**Saved entries**
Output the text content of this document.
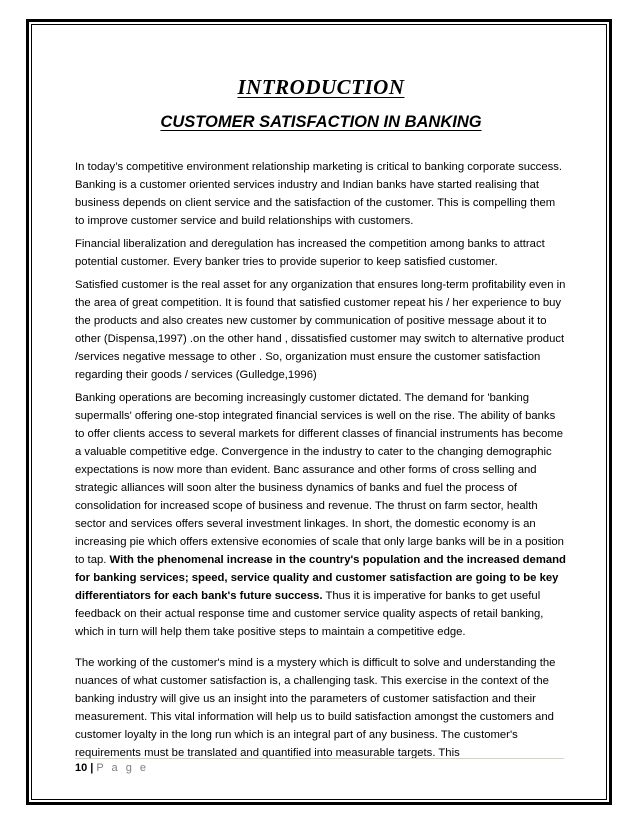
INTRODUCTION
CUSTOMER SATISFACTION IN BANKING

In today’s competitive environment relationship marketing is critical to banking corporate success. Banking is a customer oriented services industry and Indian banks have started realising that business depends on client service and the satisfaction of the customer. This is compelling them to improve customer service and build relationships with customers.

Financial liberalization and deregulation has increased the competition among banks to attract potential customer. Every banker tries to provide superior to keep satisfied customer.

Satisfied customer is the real asset for any organization that ensures long-term profitability even in the area of great competition. It is found that satisfied customer repeat his / her experience to buy the products and also creates new customer by communication of positive message about it to other (Dispensa,1997) .on the other hand , dissatisfied customer may switch to alternative product /services negative message to other . So, organization must ensure the customer satisfaction regarding their goods / services (Gulledge,1996)

Banking operations are becoming increasingly customer dictated. The demand for 'banking supermalls' offering one-stop integrated financial services is well on the rise. The ability of banks to offer clients access to several markets for different classes of financial instruments has become a valuable competitive edge. Convergence in the industry to cater to the changing demographic expectations is now more than evident. Banc assurance and other forms of cross selling and strategic alliances will soon alter the business dynamics of banks and fuel the process of consolidation for increased scope of business and revenue. The thrust on farm sector, health sector and services offers several investment linkages. In short, the domestic economy is an increasing pie which offers extensive economies of scale that only large banks will be in a position to tap. With the phenomenal increase in the country's population and the increased demand for banking services; speed, service quality and customer satisfaction are going to be key differentiators for each bank's future success. Thus it is imperative for banks to get useful feedback on their actual response time and customer service quality aspects of retail banking, which in turn will help them take positive steps to maintain a competitive edge.

The working of the customer's mind is a mystery which is difficult to solve and understanding the nuances of what customer satisfaction is, a challenging task. This exercise in the context of the banking industry will give us an insight into the parameters of customer satisfaction and their measurement. This vital information will help us to build satisfaction amongst the customers and customer loyalty in the long run which is an integral part of any business. The customer's requirements must be translated and quantified into measurable targets. This

10 | P a g e
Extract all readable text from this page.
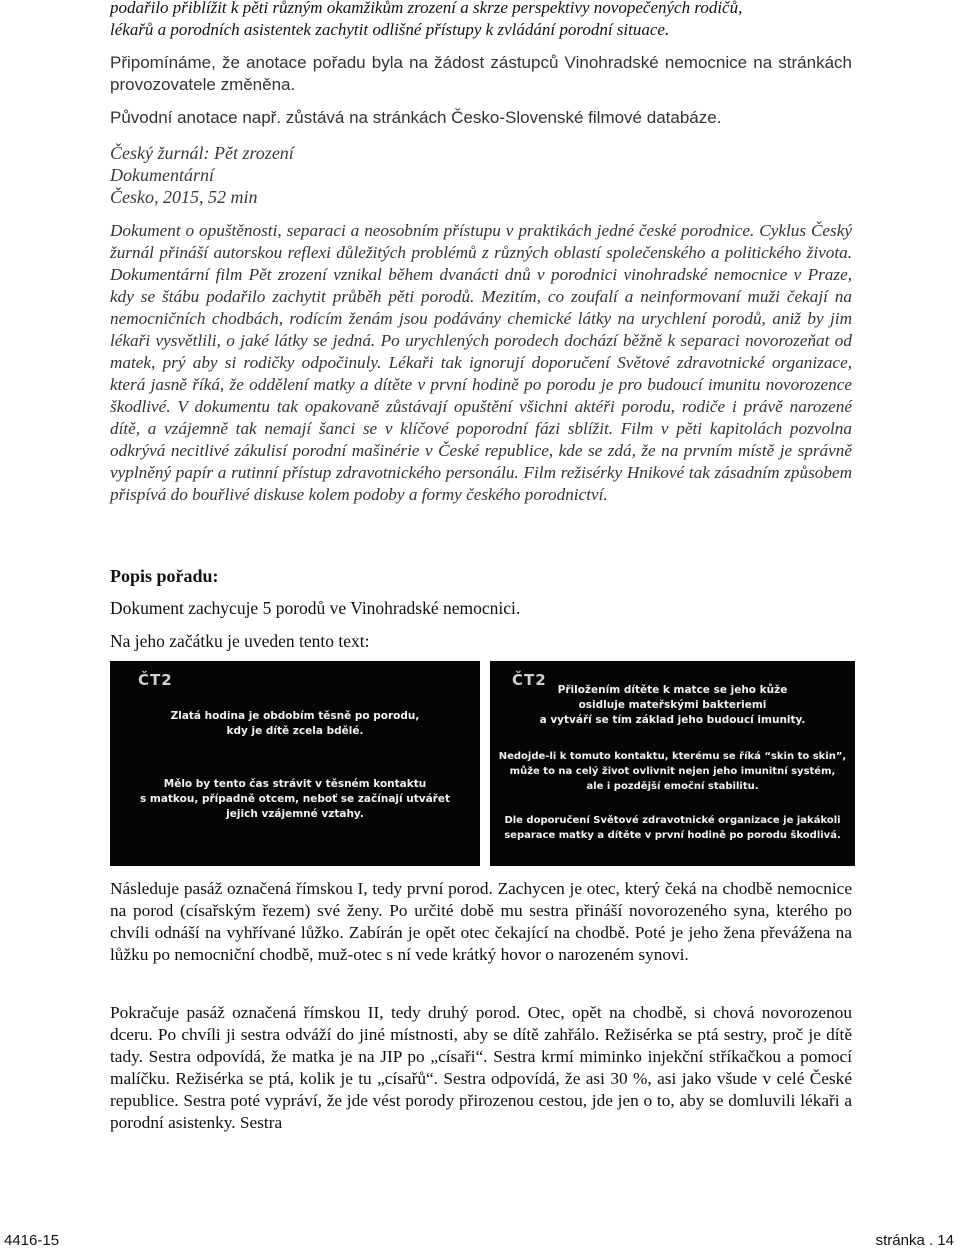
podařilo přiblížit k pěti různým okamžikům zrození a skrze perspektivy novopečených rodičů,

lékařů a porodních asistentek zachytit odlišné přístupy k zvládání porodní situace.

Připomínáme, že anotace pořadu byla na žádost zástupců Vinohradské nemocnice na stránkách provozovatele změněna.

Původní anotace např. zůstává na stránkách Česko-Slovenské filmové databáze.

Český žurnál: Pět zrození

Dokumentární

Česko, 2015, 52 min

Dokument o opuštěnosti, separaci a neosobním přístupu v praktikách jedné české porodnice. Cyklus Český žurnál přináší autorskou reflexi důležitých problémů z různých oblastí společenského a politického života. Dokumentární film Pět zrození vznikal během dvanácti dnů v porodnici vinohradské nemocnice v Praze, kdy se štábu podařilo zachytit průběh pěti porodů. Mezitím, co zoufalí a neinformovaní muži čekají na nemocničních chodbách, rodícím ženám jsou podávány chemické látky na urychlení porodů, aniž by jim lékaři vysvětlili, o jaké látky se jedná. Po urychlených porodech dochází běžně k separaci novorozeňat od matek, prý aby si rodičky odpočinuly. Lékaři tak ignorují doporučení Světové zdravotnické organizace, která jasně říká, že oddělení matky a dítěte v první hodině po porodu je pro budoucí imunitu novorozence škodlivé. V dokumentu tak opakovaně zůstávají opuštění všichni aktéři porodu, rodiče i právě narozené dítě, a vzájemně tak nemají šanci se v klíčové poporodní fázi sblížit. Film v pěti kapitolách pozvolna odkrývá necitlivé zákulisí porodní mašinérie v České republice, kde se zdá, že na prvním místě je správně vyplněný papír a rutinní přístup zdravotnického personálu. Film režisérky Hnikové tak zásadním způsobem přispívá do bouřlivé diskuse kolem podoby a formy českého porodnictví.

Popis pořadu:

Dokument zachycuje 5 porodů ve Vinohradské nemocnici.

Na jeho začátku je uveden tento text:

ČT2
Zlatá hodina je obdobím těsně po porodu,
kdy je dítě zcela bdělé.
Mělo by tento čas strávit v těsném kontaktu
s matkou, případně otcem, neboť se začínají utvářet
jejich vzájemné vztahy.
ČT2
Přiložením dítěte k matce se jeho kůže
osidluje mateřskými bakteriemi
a vytváří se tím základ jeho budoucí imunity.
Nedojde-li k tomuto kontaktu, kterému se říká “skin to skin”,
může to na celý život ovlivnit nejen jeho imunitní systém,
ale i pozdější emoční stabilitu.
Dle doporučení Světové zdravotnické organizace je jakákoli
separace matky a dítěte v první hodině po porodu škodlivá.

Následuje pasáž označená římskou I, tedy první porod. Zachycen je otec, který čeká na chodbě nemocnice na porod (císařským řezem) své ženy. Po určité době mu sestra přináší novorozeného syna, kterého po chvíli odnáší na vyhřívané lůžko. Zabírán je opět otec čekající na chodbě. Poté je jeho žena převážena na lůžku po nemocniční chodbě, muž-otec s ní vede krátký hovor o narozeném synovi.

Pokračuje pasáž označená římskou II, tedy druhý porod. Otec, opět na chodbě, si chová novorozenou dceru. Po chvíli ji sestra odváží do jiné místnosti, aby se dítě zahřálo. Režisérka se ptá sestry, proč je dítě tady. Sestra odpovídá, že matka je na JIP po „císaři“. Sestra krmí miminko injekční stříkačkou a pomocí malíčku. Režisérka se ptá, kolik je tu „císařů“. Sestra odpovídá, že asi 30 %, asi jako všude v celé České republice. Sestra poté vypráví, že jde vést porody přirozenou cestou, jde jen o to, aby se domluvili lékaři a porodní asistenky. Sestra

4416-15	stránka . 14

**AIM**
In your copy of the records, include no pictures; repeat everything else exactly.

**COMPLETE OUTPUT**
Output the text content of this document.
INTRODUCTION
CUSTOMER SATISFACTION IN BANKING

In today’s competitive environment relationship marketing is critical to banking corporate success. Banking is a customer oriented services industry and Indian banks have started realising that business depends on client service and the satisfaction of the customer. This is compelling them to improve customer service and build relationships with customers.

Financial liberalization and deregulation has increased the competition among banks to attract potential customer. Every banker tries to provide superior to keep satisfied customer.

Satisfied customer is the real asset for any organization that ensures long-term profitability even in the area of great competition. It is found that satisfied customer repeat his / her experience to buy the products and also creates new customer by communication of positive message about it to other (Dispensa,1997) .on the other hand , dissatisfied customer may switch to alternative product /services negative message to other . So, organization must ensure the customer satisfaction regarding their goods / services (Gulledge,1996)

Banking operations are becoming increasingly customer dictated. The demand for 'banking supermalls' offering one-stop integrated financial services is well on the rise. The ability of banks to offer clients access to several markets for different classes of financial instruments has become a valuable competitive edge. Convergence in the industry to cater to the changing demographic expectations is now more than evident. Banc assurance and other forms of cross selling and strategic alliances will soon alter the business dynamics of banks and fuel the process of consolidation for increased scope of business and revenue. The thrust on farm sector, health sector and services offers several investment linkages. In short, the domestic economy is an increasing pie which offers extensive economies of scale that only large banks will be in a position to tap. With the phenomenal increase in the country's population and the increased demand for banking services; speed, service quality and customer satisfaction are going to be key differentiators for each bank's future success. Thus it is imperative for banks to get useful feedback on their actual response time and customer service quality aspects of retail banking, which in turn will help them take positive steps to maintain a competitive edge.

The working of the customer's mind is a mystery which is difficult to solve and understanding the nuances of what customer satisfaction is, a challenging task. This exercise in the context of the banking industry will give us an insight into the parameters of customer satisfaction and their measurement. This vital information will help us to build satisfaction amongst the customers and customer loyalty in the long run which is an integral part of any business. The customer's requirements must be translated and quantified into measurable targets. This

10 | P a g e
Extract all readable text from this page.
podařilo přiblížit k pěti různým okamžikům zrození a skrze perspektivy novopečených rodičů,

lékařů a porodních asistentek zachytit odlišné přístupy k zvládání porodní situace.

Připomínáme, že anotace pořadu byla na žádost zástupců Vinohradské nemocnice na stránkách provozovatele změněna.

Původní anotace např. zůstává na stránkách Česko-Slovenské filmové databáze.

Český žurnál: Pět zrození

Dokumentární

Česko, 2015, 52 min

Dokument o opuštěnosti, separaci a neosobním přístupu v praktikách jedné české porodnice. Cyklus Český žurnál přináší autorskou reflexi důležitých problémů z různých oblastí společenského a politického života. Dokumentární film Pět zrození vznikal během dvanácti dnů v porodnici vinohradské nemocnice v Praze, kdy se štábu podařilo zachytit průběh pěti porodů. Mezitím, co zoufalí a neinformovaní muži čekají na nemocničních chodbách, rodícím ženám jsou podávány chemické látky na urychlení porodů, aniž by jim lékaři vysvětlili, o jaké látky se jedná. Po urychlených porodech dochází běžně k separaci novorozeňat od matek, prý aby si rodičky odpočinuly. Lékaři tak ignorují doporučení Světové zdravotnické organizace, která jasně říká, že oddělení matky a dítěte v první hodině po porodu je pro budoucí imunitu novorozence škodlivé. V dokumentu tak opakovaně zůstávají opuštění všichni aktéři porodu, rodiče i právě narozené dítě, a vzájemně tak nemají šanci se v klíčové poporodní fázi sblížit. Film v pěti kapitolách pozvolna odkrývá necitlivé zákulisí porodní mašinérie v České republice, kde se zdá, že na prvním místě je správně vyplněný papír a rutinní přístup zdravotnického personálu. Film režisérky Hnikové tak zásadním způsobem přispívá do bouřlivé diskuse kolem podoby a formy českého porodnictví.

Popis pořadu:

Dokument zachycuje 5 porodů ve Vinohradské nemocnici.

Na jeho začátku je uveden tento text:

ČT2
Zlatá hodina je obdobím těsně po porodu,
kdy je dítě zcela bdělé.
Mělo by tento čas strávit v těsném kontaktu
s matkou, případně otcem, neboť se začínají utvářet
jejich vzájemné vztahy.
ČT2
Přiložením dítěte k matce se jeho kůže
osidluje mateřskými bakteriemi
a vytváří se tím základ jeho budoucí imunity.
Nedojde-li k tomuto kontaktu, kterému se říká “skin to skin”,
může to na celý život ovlivnit nejen jeho imunitní systém,
ale i pozdější emoční stabilitu.
Dle doporučení Světové zdravotnické organizace je jakákoli
separace matky a dítěte v první hodině po porodu škodlivá.

Následuje pasáž označená římskou I, tedy první porod. Zachycen je otec, který čeká na chodbě nemocnice na porod (císařským řezem) své ženy. Po určité době mu sestra přináší novorozeného syna, kterého po chvíli odnáší na vyhřívané lůžko. Zabírán je opět otec čekající na chodbě. Poté je jeho žena převážena na lůžku po nemocniční chodbě, muž-otec s ní vede krátký hovor o narozeném synovi.

Pokračuje pasáž označená římskou II, tedy druhý porod. Otec, opět na chodbě, si chová novorozenou dceru. Po chvíli ji sestra odváží do jiné místnosti, aby se dítě zahřálo. Režisérka se ptá sestry, proč je dítě tady. Sestra odpovídá, že matka je na JIP po „císaři“. Sestra krmí miminko injekční stříkačkou a pomocí malíčku. Režisérka se ptá, kolik je tu „císařů“. Sestra odpovídá, že asi 30 %, asi jako všude v celé České republice. Sestra poté vypráví, že jde vést porody přirozenou cestou, jde jen o to, aby se domluvili lékaři a porodní asistenky. Sestra

4416-15	stránka . 14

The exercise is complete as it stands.